> _Excerpted text_:
[Start of Attachment]

Allbirds is proof that sustainability can be both stylish and scalable.
More about Allbirds
Climeworks … accelerating decarbonisation through direct air capture
Climeworks, a Swiss startup founded in 2009 by engineers Christoph Gebald and Jan Wurzbacher, has positioned itself at the frontier of climate innovation by building one of the world’s first commercially viable direct air capture (DAC) companies. In a time when decarbonization alone is no longer enough, Climeworks has reimagined what it means to lead in the climate economy—not by reducing emissions, but by removing them from the atmosphere entirely.
The company’s mission is both ambitious and urgent: to empower a climate-positive world by permanently removing CO₂ from the air. Climeworks’ proprietary technology uses modular DAC machines that capture atmospheric CO₂ using specialized filters and low-grade heat. Once captured, the CO₂ can be either stored underground—via partnerships like the one with Carbfix in Iceland—or reused in industrial processes. Unlike traditional offsets, which often come with questions around permanence and verification, Climeworks focuses on verifiable, measurable, and durable carbon removal.

[End of Attachment]

> _Data extracts_:
[Start of Attachment]

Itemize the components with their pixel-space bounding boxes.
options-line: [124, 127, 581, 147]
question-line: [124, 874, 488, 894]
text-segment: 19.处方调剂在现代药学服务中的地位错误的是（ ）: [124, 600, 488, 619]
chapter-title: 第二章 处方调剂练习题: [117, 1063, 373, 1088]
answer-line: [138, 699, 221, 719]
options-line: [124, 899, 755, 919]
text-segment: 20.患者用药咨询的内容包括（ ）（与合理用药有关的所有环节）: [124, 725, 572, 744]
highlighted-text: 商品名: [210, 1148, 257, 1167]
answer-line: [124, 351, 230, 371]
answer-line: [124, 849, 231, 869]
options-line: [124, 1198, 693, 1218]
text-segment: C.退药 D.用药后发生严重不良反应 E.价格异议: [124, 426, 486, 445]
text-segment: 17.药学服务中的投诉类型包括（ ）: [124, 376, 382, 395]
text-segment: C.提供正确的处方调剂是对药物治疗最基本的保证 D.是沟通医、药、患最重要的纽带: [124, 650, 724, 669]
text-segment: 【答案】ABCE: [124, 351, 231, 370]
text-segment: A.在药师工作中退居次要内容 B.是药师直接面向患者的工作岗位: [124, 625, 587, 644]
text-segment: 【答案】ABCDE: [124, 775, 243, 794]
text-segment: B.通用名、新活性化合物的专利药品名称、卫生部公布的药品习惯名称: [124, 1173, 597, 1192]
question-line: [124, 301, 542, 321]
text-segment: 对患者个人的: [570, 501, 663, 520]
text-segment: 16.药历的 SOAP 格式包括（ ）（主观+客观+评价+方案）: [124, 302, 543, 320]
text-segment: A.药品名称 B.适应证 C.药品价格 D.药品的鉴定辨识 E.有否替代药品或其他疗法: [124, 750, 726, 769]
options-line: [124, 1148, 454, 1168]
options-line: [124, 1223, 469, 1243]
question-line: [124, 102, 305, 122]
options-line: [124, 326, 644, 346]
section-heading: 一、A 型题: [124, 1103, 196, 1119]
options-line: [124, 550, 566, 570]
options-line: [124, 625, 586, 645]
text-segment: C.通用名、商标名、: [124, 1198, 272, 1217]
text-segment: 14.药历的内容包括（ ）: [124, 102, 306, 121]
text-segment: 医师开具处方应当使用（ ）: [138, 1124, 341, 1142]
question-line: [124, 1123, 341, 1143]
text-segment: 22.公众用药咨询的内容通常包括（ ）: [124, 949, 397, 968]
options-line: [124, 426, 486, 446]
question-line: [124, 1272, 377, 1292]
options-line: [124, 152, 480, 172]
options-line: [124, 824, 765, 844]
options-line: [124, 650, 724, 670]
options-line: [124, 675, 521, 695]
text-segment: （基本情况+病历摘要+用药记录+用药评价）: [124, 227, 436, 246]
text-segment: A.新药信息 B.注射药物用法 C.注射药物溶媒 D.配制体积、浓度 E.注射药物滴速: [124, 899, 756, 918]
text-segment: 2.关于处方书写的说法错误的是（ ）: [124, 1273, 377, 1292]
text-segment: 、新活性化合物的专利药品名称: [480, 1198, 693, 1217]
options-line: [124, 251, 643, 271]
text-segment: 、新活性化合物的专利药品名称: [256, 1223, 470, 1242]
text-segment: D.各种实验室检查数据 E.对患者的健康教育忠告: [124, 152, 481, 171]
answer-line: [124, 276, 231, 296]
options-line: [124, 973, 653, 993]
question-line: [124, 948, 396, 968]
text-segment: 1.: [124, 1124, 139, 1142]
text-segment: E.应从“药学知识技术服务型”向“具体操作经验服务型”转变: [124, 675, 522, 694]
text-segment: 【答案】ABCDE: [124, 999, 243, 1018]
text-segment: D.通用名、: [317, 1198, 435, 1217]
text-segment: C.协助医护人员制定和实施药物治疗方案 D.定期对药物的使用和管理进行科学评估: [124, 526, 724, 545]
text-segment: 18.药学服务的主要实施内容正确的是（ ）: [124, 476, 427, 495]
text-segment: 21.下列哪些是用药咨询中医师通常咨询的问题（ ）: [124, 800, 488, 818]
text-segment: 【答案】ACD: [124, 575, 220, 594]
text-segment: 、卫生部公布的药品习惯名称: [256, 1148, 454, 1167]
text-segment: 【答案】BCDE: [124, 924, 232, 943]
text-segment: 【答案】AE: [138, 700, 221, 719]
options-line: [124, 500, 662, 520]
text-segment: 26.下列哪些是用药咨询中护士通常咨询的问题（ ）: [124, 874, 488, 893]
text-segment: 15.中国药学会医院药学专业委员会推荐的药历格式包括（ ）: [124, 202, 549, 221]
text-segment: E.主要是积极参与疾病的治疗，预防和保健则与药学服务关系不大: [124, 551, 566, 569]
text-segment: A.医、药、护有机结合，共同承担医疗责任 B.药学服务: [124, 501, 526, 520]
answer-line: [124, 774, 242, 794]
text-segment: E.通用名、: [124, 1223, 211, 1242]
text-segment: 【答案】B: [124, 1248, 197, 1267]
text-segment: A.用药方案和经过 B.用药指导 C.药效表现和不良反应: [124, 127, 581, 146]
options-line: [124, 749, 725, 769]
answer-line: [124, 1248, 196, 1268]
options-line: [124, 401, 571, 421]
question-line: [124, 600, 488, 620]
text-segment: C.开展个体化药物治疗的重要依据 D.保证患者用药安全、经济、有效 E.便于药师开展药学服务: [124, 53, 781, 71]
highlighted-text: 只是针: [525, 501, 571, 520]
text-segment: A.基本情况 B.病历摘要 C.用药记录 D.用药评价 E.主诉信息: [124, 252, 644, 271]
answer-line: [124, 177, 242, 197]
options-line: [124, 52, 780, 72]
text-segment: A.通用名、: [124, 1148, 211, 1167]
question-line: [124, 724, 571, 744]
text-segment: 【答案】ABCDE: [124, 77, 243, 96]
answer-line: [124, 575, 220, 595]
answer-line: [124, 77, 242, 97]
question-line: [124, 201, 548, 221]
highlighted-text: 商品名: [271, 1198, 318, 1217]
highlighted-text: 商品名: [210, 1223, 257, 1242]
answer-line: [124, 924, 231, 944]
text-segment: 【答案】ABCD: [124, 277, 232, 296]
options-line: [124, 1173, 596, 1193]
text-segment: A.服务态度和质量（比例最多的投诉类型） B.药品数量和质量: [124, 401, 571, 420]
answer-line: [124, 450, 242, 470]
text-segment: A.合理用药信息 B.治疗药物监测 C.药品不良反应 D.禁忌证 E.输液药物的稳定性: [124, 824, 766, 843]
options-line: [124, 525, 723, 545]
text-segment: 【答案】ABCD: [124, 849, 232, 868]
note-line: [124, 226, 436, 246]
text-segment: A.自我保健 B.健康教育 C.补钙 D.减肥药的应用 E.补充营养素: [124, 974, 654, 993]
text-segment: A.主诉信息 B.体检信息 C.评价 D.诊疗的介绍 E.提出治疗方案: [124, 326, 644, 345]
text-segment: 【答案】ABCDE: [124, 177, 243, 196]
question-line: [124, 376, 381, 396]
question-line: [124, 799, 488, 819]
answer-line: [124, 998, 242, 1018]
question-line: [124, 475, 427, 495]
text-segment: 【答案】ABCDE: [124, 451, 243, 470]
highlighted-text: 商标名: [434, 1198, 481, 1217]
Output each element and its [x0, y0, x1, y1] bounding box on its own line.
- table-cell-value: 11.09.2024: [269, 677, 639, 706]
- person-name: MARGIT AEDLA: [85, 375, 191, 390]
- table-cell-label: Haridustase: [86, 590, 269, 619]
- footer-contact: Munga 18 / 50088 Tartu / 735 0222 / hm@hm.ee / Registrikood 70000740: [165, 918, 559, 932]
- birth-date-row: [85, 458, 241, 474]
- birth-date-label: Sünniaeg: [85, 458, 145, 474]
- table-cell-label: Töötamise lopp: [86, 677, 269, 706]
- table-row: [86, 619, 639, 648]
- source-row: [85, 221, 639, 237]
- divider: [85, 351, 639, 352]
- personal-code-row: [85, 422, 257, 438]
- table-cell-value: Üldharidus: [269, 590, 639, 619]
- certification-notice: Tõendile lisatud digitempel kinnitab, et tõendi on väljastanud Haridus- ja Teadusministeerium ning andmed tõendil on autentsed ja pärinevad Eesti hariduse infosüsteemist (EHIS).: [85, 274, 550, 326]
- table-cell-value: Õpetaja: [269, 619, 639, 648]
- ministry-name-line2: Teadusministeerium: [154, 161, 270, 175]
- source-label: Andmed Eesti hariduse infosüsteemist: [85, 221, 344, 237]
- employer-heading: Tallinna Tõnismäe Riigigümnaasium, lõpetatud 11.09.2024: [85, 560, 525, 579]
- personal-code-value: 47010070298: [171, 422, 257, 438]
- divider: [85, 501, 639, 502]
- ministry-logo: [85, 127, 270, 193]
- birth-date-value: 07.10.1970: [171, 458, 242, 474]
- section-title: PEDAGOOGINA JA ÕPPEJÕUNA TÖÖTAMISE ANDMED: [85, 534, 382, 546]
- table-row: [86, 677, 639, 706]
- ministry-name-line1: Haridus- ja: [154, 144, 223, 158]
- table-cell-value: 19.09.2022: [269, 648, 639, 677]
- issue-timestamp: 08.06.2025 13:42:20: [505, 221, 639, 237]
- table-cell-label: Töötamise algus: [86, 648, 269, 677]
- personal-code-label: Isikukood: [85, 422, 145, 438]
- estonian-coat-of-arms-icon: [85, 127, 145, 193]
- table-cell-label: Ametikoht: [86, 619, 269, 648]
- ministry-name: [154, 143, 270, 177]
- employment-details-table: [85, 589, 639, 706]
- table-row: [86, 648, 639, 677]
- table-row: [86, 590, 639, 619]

[End of Attachment]

> _What to do_: Update the Climeworks passage from "More about Allbirds" to "the atmosphere entirely.", putting "co-founders" in place of "engineers".

> _Task answer_:
More about Allbirds
Climeworks … accelerating decarbonisation through direct air capture
Climeworks, a Swiss startup founded in 2009 by co-founders Christoph Gebald and Jan Wurzbacher, has positioned itself at the frontier of climate innovation by building one of the world’s first commercially viable direct air capture (DAC) companies. In a time when decarbonization alone is no longer enough, Climeworks has reimagined what it means to lead in the climate economy—not by reducing emissions, but by removing them from the atmosphere entirely.